Extract, from the records beneath this instruction, each line that contains the word "degrees".

___ Given entries

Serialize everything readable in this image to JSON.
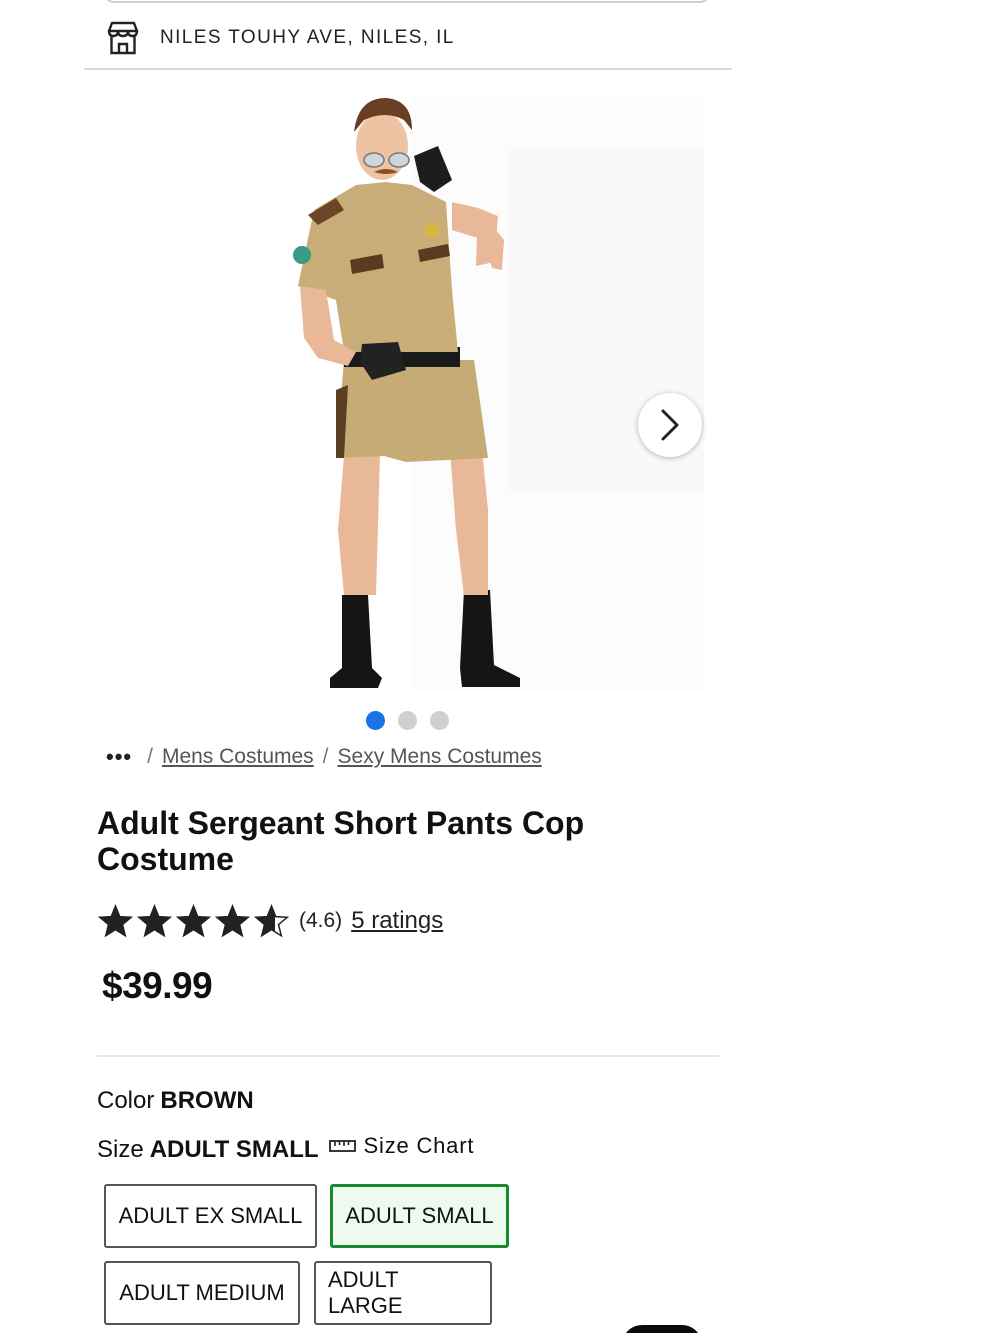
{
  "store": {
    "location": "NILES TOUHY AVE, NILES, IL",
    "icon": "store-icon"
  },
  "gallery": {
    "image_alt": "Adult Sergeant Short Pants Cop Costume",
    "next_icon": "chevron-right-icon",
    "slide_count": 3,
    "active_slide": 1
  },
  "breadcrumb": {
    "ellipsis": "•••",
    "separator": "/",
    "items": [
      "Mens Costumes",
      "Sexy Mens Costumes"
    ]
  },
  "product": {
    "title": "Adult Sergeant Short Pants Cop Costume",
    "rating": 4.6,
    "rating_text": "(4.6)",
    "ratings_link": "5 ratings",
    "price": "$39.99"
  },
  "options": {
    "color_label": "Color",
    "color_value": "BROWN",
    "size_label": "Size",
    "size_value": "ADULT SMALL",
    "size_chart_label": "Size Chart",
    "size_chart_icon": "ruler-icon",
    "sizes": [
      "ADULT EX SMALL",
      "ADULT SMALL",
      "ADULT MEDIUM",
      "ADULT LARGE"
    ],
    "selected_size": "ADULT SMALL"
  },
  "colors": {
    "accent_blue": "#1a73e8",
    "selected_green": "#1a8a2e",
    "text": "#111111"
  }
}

______
___ Given entries

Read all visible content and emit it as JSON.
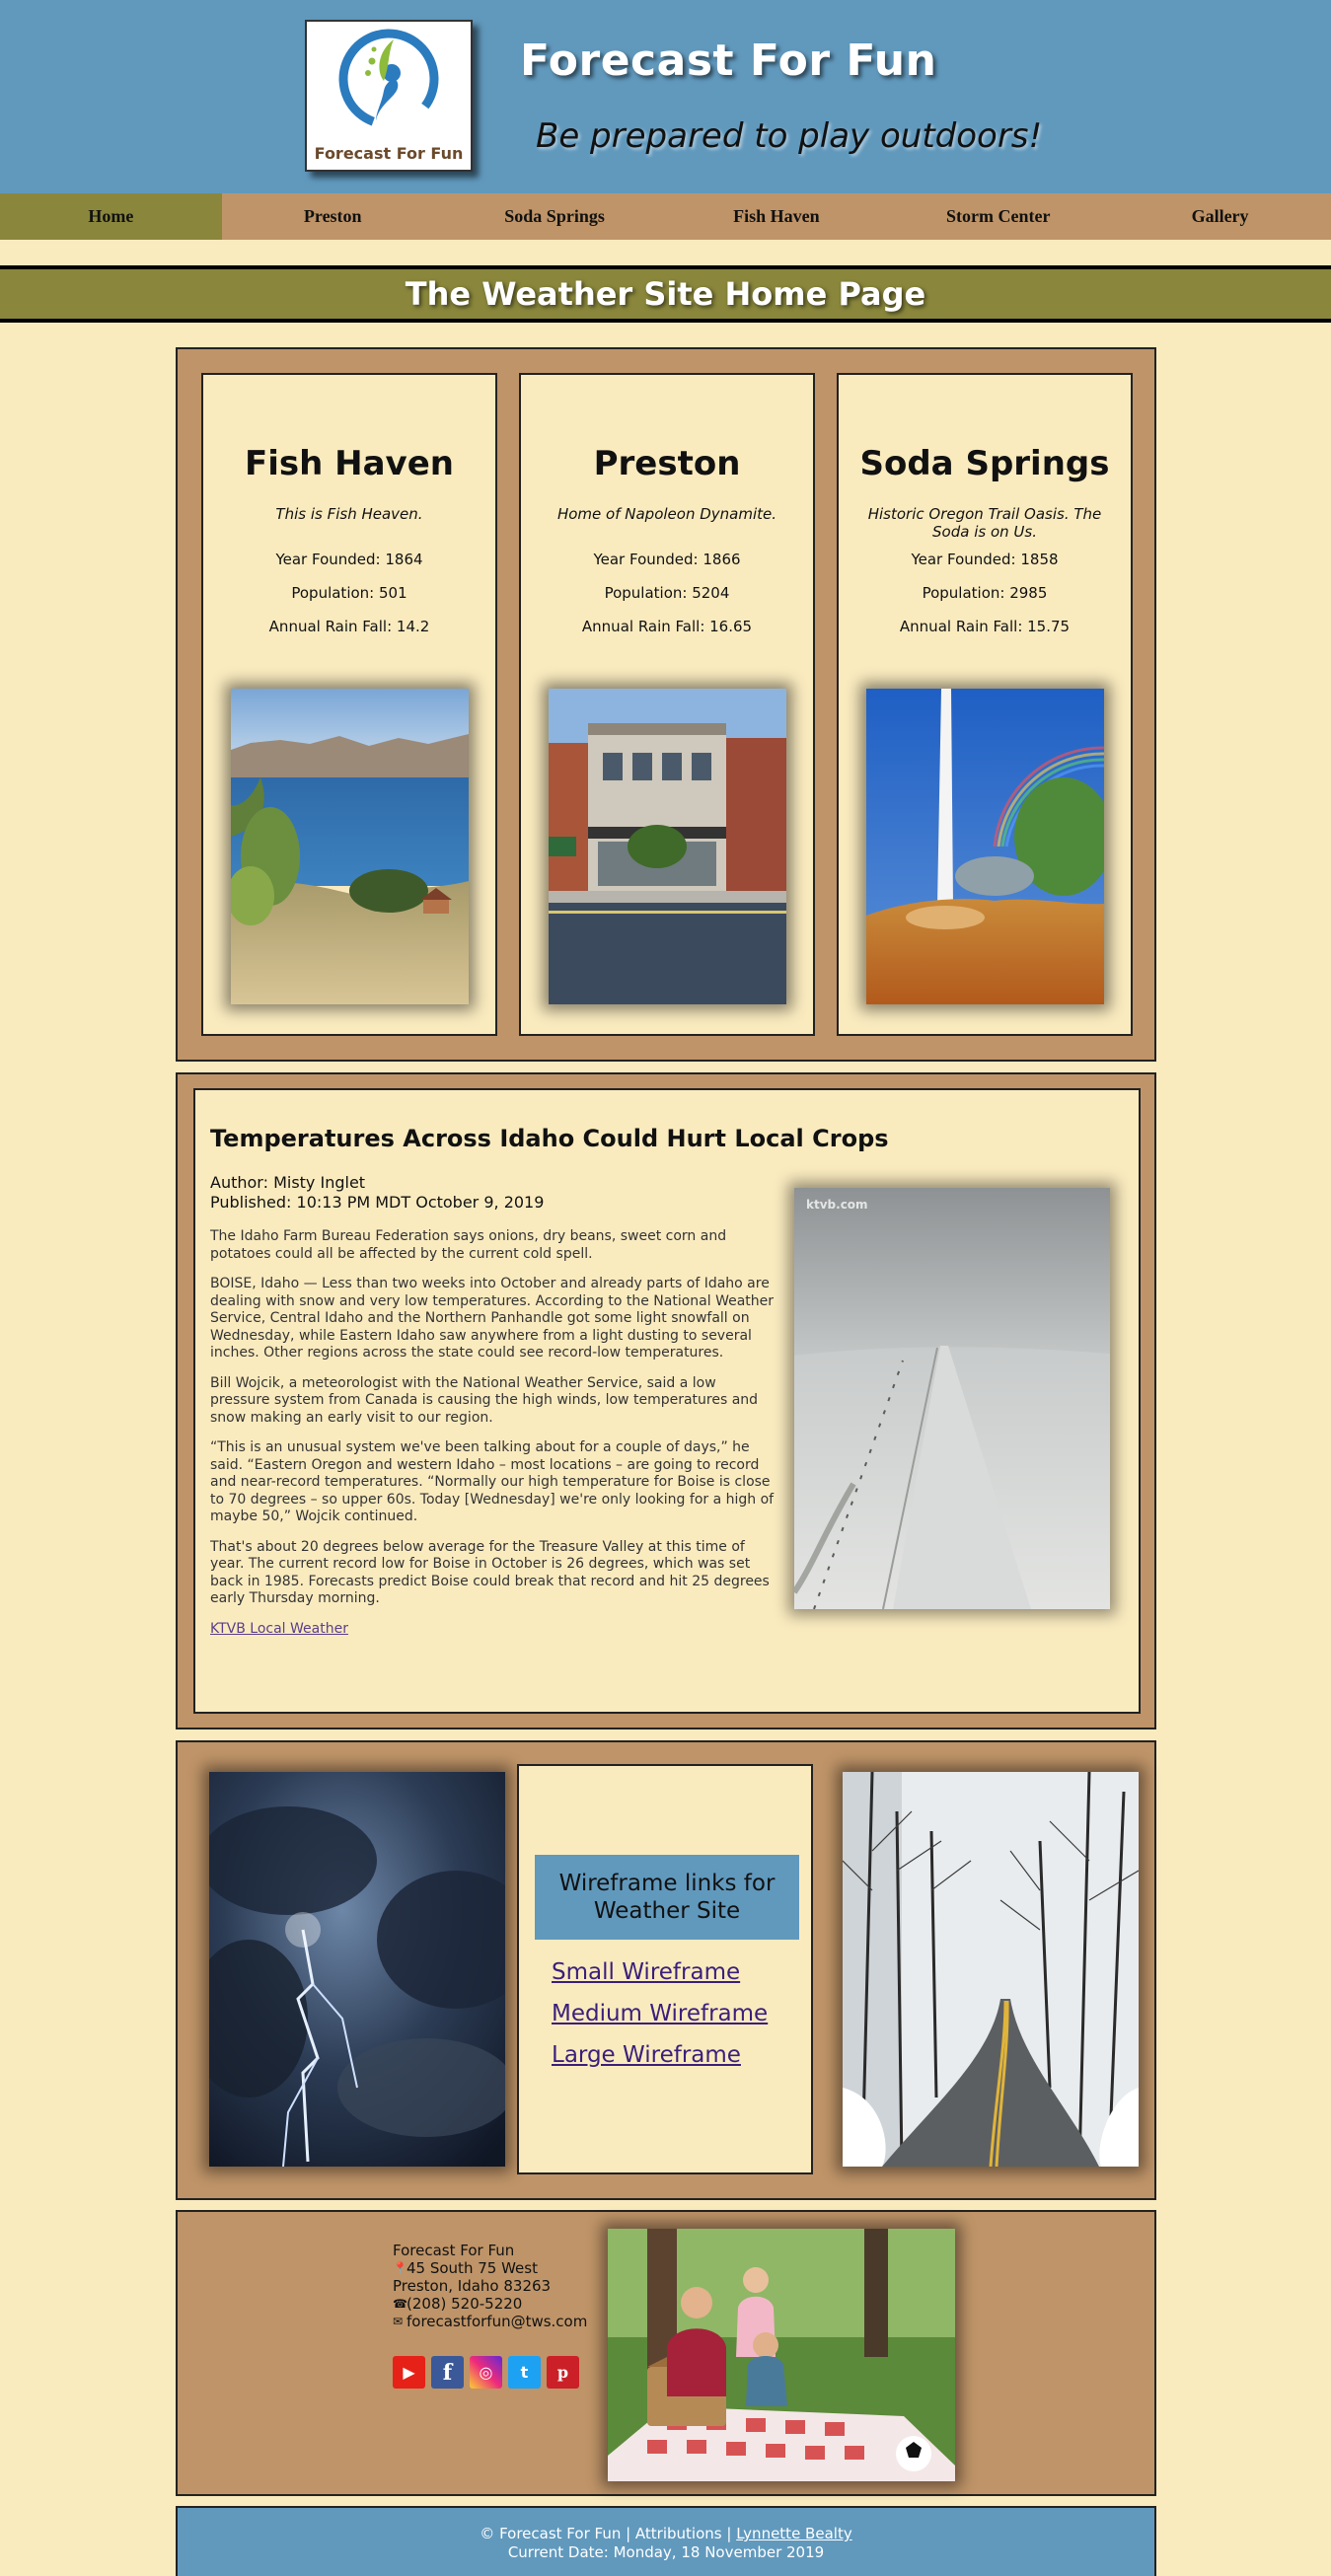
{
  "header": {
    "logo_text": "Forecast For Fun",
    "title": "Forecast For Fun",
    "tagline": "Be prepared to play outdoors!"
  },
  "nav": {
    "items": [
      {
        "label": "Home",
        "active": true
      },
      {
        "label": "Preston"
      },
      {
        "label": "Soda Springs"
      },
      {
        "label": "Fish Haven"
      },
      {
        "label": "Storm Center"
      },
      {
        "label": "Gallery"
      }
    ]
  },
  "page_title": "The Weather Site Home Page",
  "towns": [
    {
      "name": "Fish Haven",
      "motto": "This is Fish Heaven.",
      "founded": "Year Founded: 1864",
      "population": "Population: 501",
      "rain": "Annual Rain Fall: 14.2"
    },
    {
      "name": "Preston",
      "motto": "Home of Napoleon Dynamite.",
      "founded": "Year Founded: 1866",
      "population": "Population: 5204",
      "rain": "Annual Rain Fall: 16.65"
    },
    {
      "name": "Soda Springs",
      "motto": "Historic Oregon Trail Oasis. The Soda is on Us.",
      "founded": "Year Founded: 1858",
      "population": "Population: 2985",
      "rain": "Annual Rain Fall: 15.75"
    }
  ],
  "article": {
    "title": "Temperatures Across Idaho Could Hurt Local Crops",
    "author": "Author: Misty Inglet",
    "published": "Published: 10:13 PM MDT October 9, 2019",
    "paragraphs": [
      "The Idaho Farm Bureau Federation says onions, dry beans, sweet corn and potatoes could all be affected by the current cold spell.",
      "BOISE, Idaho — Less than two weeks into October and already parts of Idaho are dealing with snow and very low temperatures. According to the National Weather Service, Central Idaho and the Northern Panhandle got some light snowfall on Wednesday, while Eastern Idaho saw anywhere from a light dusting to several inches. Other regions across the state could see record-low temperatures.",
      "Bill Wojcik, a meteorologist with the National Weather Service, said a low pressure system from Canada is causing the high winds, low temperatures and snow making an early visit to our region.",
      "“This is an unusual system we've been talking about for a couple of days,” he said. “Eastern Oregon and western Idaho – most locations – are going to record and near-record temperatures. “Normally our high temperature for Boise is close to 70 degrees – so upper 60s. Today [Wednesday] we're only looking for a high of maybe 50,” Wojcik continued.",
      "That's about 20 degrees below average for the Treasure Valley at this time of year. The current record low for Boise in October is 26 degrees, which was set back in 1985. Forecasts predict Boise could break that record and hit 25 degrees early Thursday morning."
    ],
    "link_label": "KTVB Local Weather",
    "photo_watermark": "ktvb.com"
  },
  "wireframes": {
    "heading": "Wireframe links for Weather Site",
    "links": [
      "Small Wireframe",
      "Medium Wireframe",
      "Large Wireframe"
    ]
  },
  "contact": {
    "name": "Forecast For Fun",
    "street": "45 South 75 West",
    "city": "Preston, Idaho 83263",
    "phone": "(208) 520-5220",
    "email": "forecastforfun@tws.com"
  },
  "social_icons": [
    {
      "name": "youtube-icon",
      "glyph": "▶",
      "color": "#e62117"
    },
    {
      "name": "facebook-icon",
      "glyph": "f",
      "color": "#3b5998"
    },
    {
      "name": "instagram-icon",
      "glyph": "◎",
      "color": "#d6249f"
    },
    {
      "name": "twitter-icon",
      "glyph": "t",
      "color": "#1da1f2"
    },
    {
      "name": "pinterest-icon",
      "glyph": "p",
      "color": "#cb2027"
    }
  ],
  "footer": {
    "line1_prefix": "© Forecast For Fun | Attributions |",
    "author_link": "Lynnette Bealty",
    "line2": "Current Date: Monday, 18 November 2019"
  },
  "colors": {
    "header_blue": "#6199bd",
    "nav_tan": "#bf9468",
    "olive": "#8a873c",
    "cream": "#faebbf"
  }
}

______

#### [Complete answer]
      "“This is an unusual system we've been talking about for a couple of days,” he said. “Eastern Oregon and western Idaho – most locations – are going to record and near-record temperatures. “Normally our high temperature for Boise is close to 70 degrees – so upper 60s. Today [Wednesday] we're only looking for a high of maybe 50,” Wojcik continued.",
      "That's about 20 degrees below average for the Treasure Valley at this time of year. The current record low for Boise in October is 26 degrees, which was set back in 1985. Forecasts predict Boise could break that record and hit 25 degrees early Thursday morning."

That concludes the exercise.